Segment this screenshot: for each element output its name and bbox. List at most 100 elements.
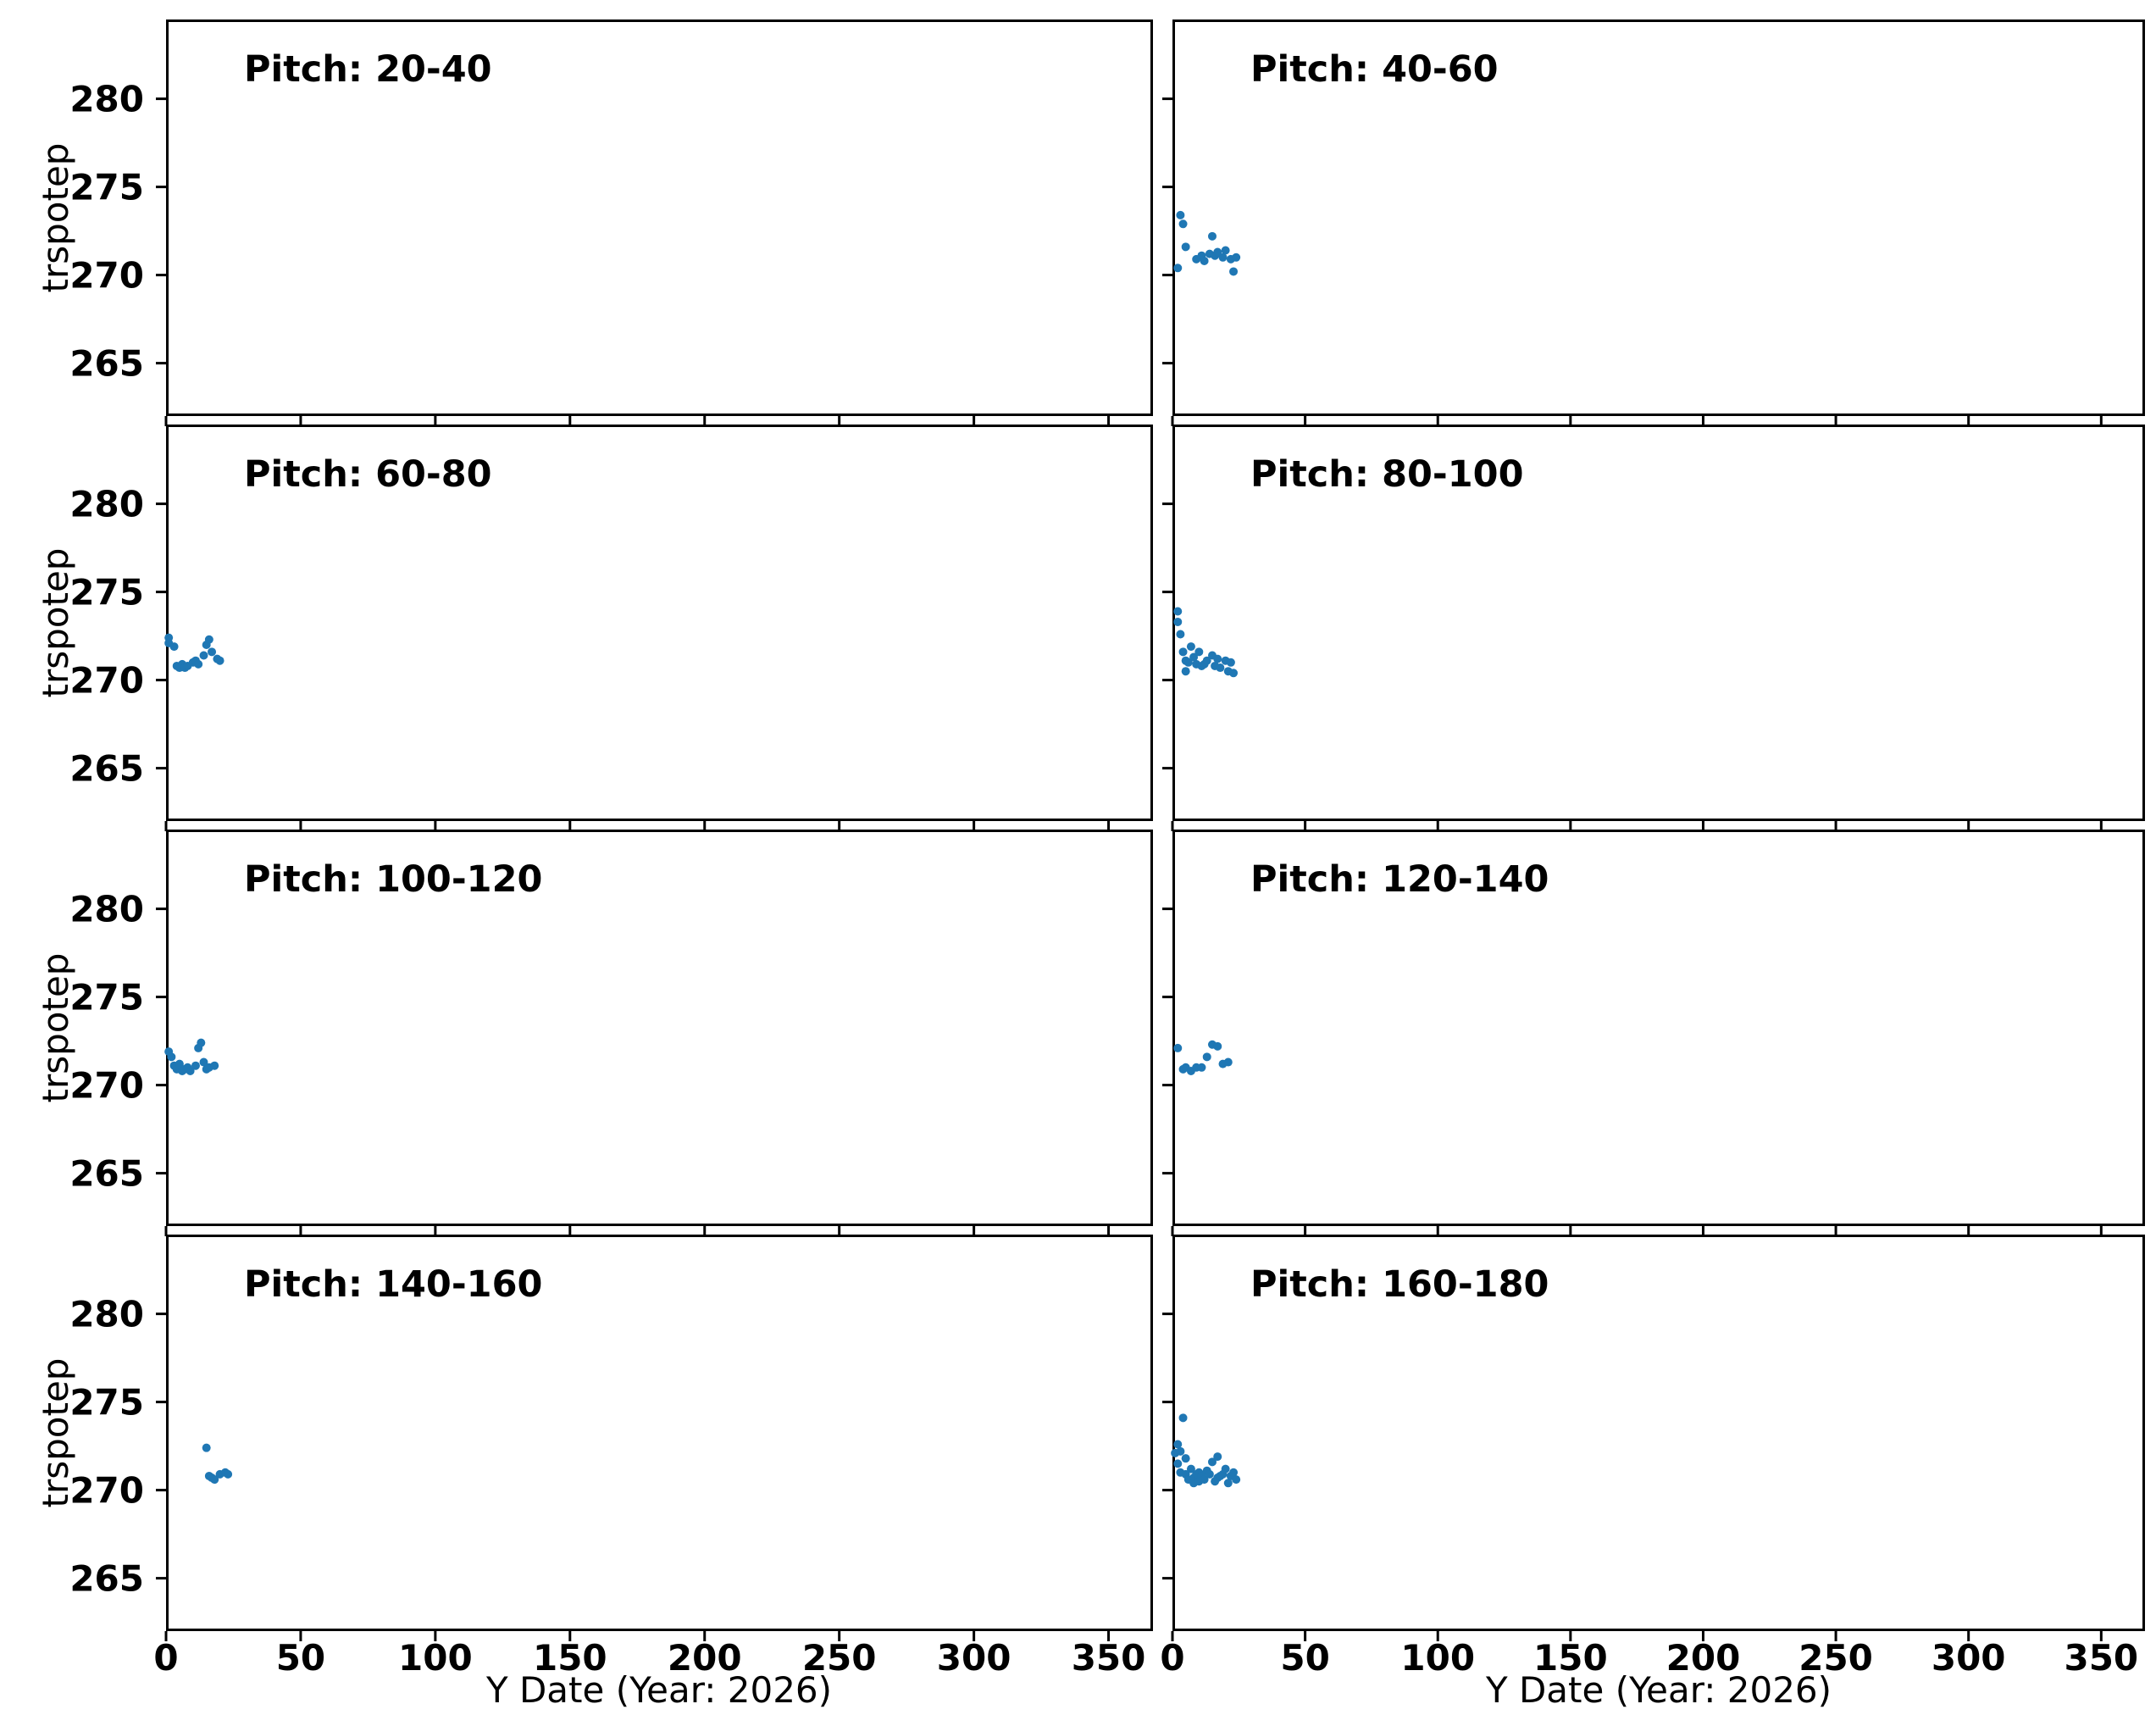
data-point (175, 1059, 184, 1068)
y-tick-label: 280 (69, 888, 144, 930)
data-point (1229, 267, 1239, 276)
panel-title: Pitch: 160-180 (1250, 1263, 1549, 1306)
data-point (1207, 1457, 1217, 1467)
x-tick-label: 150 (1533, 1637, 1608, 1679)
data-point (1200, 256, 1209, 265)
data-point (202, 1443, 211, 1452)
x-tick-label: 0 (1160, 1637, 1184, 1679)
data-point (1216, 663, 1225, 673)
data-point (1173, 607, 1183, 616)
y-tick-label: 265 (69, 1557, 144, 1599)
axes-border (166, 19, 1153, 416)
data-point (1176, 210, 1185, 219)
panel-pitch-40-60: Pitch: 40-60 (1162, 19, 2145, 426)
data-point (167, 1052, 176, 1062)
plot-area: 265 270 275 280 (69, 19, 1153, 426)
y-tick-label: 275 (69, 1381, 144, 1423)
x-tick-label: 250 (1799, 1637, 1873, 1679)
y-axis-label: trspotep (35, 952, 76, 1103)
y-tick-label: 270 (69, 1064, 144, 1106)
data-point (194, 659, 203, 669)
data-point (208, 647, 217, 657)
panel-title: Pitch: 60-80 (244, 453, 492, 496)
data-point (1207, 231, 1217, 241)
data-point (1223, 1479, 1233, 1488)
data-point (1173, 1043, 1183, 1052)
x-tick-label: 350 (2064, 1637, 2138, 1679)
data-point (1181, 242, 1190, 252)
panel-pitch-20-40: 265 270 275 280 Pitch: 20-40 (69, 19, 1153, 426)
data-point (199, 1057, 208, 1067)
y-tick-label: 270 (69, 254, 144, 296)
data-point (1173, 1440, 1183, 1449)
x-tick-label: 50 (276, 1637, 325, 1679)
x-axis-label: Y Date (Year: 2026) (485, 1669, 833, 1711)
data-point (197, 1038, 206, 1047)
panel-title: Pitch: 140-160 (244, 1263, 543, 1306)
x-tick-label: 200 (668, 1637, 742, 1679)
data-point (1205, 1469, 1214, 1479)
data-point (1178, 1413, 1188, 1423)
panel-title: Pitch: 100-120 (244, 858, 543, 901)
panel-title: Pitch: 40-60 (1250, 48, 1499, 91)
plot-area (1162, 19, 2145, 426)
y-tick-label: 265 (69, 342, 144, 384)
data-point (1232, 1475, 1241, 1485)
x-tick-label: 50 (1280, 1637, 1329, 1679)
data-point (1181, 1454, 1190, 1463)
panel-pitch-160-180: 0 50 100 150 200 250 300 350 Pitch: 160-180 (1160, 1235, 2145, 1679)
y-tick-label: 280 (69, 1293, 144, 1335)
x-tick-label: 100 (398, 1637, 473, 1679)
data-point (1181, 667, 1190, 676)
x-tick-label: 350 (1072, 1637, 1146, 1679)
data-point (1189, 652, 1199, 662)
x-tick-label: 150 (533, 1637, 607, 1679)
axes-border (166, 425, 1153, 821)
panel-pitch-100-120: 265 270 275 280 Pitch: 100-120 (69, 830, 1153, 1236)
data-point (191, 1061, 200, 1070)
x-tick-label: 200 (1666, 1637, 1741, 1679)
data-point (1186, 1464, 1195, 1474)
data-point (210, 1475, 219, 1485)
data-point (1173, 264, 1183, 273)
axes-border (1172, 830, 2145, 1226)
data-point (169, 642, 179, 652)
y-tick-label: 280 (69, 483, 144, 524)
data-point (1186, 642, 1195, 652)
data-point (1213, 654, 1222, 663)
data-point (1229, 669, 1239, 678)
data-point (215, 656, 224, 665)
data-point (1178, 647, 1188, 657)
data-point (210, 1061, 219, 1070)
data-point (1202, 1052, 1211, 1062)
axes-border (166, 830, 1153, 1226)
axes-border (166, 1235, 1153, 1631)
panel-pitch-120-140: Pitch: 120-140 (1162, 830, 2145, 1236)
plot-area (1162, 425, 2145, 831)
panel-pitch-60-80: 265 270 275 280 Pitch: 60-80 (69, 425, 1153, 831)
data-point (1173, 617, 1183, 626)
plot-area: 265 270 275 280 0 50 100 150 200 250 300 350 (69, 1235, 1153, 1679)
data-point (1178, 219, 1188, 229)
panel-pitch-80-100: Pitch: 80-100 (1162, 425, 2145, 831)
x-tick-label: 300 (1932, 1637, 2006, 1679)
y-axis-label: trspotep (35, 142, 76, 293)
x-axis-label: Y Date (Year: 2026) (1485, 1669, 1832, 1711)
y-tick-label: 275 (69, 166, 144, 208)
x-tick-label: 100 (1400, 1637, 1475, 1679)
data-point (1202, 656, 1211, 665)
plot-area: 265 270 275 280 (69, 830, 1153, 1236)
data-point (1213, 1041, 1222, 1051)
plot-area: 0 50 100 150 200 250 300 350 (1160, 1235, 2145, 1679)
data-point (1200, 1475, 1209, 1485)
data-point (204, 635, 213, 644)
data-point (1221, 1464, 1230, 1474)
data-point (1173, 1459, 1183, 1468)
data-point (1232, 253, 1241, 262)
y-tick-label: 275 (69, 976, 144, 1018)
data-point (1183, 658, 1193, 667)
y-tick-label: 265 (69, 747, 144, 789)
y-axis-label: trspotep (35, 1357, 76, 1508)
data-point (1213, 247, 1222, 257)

════════

Problem statement: Rewrite the material above, replacing every "panel-title" with "facet-title" and leaving everything else unchanged. Leave out the picture.

Response:
Segment this screenshot: for each element output its name and bbox. List at most 100 elements.
data-point (175, 1059, 184, 1068)
y-tick-label: 280 (69, 888, 144, 930)
data-point (1229, 267, 1239, 276)
facet-title: Pitch: 160-180 (1250, 1263, 1549, 1306)
data-point (1207, 1457, 1217, 1467)
x-tick-label: 150 (1533, 1637, 1608, 1679)
data-point (1200, 256, 1209, 265)
data-point (202, 1443, 211, 1452)
x-tick-label: 0 (1160, 1637, 1184, 1679)
data-point (1216, 663, 1225, 673)
data-point (1173, 607, 1183, 616)
y-tick-label: 265 (69, 1557, 144, 1599)
axes-border (166, 19, 1153, 416)
data-point (1176, 210, 1185, 219)
panel-pitch-40-60: Pitch: 40-60 (1162, 19, 2145, 426)
data-point (167, 1052, 176, 1062)
plot-area: 265 270 275 280 (69, 19, 1153, 426)
y-tick-label: 275 (69, 1381, 144, 1423)
x-tick-label: 250 (1799, 1637, 1873, 1679)
y-axis-label: trspotep (35, 952, 76, 1103)
y-tick-label: 270 (69, 1064, 144, 1106)
data-point (194, 659, 203, 669)
data-point (208, 647, 217, 657)
facet-title: Pitch: 60-80 (244, 453, 492, 496)
data-point (1207, 231, 1217, 241)
data-point (1223, 1479, 1233, 1488)
data-point (1173, 1043, 1183, 1052)
x-tick-label: 350 (2064, 1637, 2138, 1679)
data-point (1181, 242, 1190, 252)
panel-pitch-20-40: 265 270 275 280 Pitch: 20-40 (69, 19, 1153, 426)
data-point (199, 1057, 208, 1067)
y-tick-label: 270 (69, 254, 144, 296)
data-point (1173, 1440, 1183, 1449)
x-tick-label: 50 (276, 1637, 325, 1679)
x-axis-label: Y Date (Year: 2026) (485, 1669, 833, 1711)
data-point (197, 1038, 206, 1047)
facet-title: Pitch: 140-160 (244, 1263, 543, 1306)
x-tick-label: 200 (668, 1637, 742, 1679)
data-point (1205, 1469, 1214, 1479)
data-point (1178, 1413, 1188, 1423)
facet-title: Pitch: 100-120 (244, 858, 543, 901)
facet-title: Pitch: 40-60 (1250, 48, 1499, 91)
plot-area (1162, 19, 2145, 426)
y-tick-label: 265 (69, 342, 144, 384)
data-point (1232, 1475, 1241, 1485)
x-tick-label: 50 (1280, 1637, 1329, 1679)
data-point (1181, 1454, 1190, 1463)
panel-pitch-160-180: 0 50 100 150 200 250 300 350 Pitch: 160-180 (1160, 1235, 2145, 1679)
y-tick-label: 280 (69, 1293, 144, 1335)
x-tick-label: 100 (398, 1637, 473, 1679)
data-point (1181, 667, 1190, 676)
x-tick-label: 350 (1072, 1637, 1146, 1679)
data-point (1189, 652, 1199, 662)
x-tick-label: 150 (533, 1637, 607, 1679)
axes-border (166, 425, 1153, 821)
panel-pitch-100-120: 265 270 275 280 Pitch: 100-120 (69, 830, 1153, 1236)
data-point (191, 1061, 200, 1070)
x-tick-label: 200 (1666, 1637, 1741, 1679)
data-point (1186, 1464, 1195, 1474)
data-point (210, 1475, 219, 1485)
data-point (1173, 264, 1183, 273)
axes-border (1172, 830, 2145, 1226)
data-point (169, 642, 179, 652)
y-tick-label: 280 (69, 483, 144, 524)
data-point (1186, 642, 1195, 652)
data-point (1213, 654, 1222, 663)
data-point (1229, 669, 1239, 678)
data-point (215, 656, 224, 665)
data-point (1178, 647, 1188, 657)
data-point (210, 1061, 219, 1070)
data-point (1202, 1052, 1211, 1062)
axes-border (166, 830, 1153, 1226)
axes-border (166, 1235, 1153, 1631)
panel-pitch-120-140: Pitch: 120-140 (1162, 830, 2145, 1236)
plot-area (1162, 425, 2145, 831)
panel-pitch-60-80: 265 270 275 280 Pitch: 60-80 (69, 425, 1153, 831)
data-point (1173, 617, 1183, 626)
plot-area: 265 270 275 280 0 50 100 150 200 250 300 350 (69, 1235, 1153, 1679)
data-point (1178, 219, 1188, 229)
panel-pitch-80-100: Pitch: 80-100 (1162, 425, 2145, 831)
x-tick-label: 300 (1932, 1637, 2006, 1679)
y-axis-label: trspotep (35, 142, 76, 293)
x-axis-label: Y Date (Year: 2026) (1485, 1669, 1832, 1711)
y-tick-label: 275 (69, 166, 144, 208)
x-tick-label: 100 (1400, 1637, 1475, 1679)
data-point (1202, 656, 1211, 665)
plot-area: 265 270 275 280 (69, 830, 1153, 1236)
data-point (1213, 1041, 1222, 1051)
plot-area: 0 50 100 150 200 250 300 350 (1160, 1235, 2145, 1679)
data-point (1200, 1475, 1209, 1485)
data-point (204, 635, 213, 644)
data-point (1221, 1464, 1230, 1474)
data-point (1173, 1459, 1183, 1468)
data-point (1232, 253, 1241, 262)
y-tick-label: 275 (69, 976, 144, 1018)
data-point (1183, 658, 1193, 667)
y-tick-label: 265 (69, 747, 144, 789)
y-axis-label: trspotep (35, 1357, 76, 1508)
data-point (1213, 247, 1222, 257)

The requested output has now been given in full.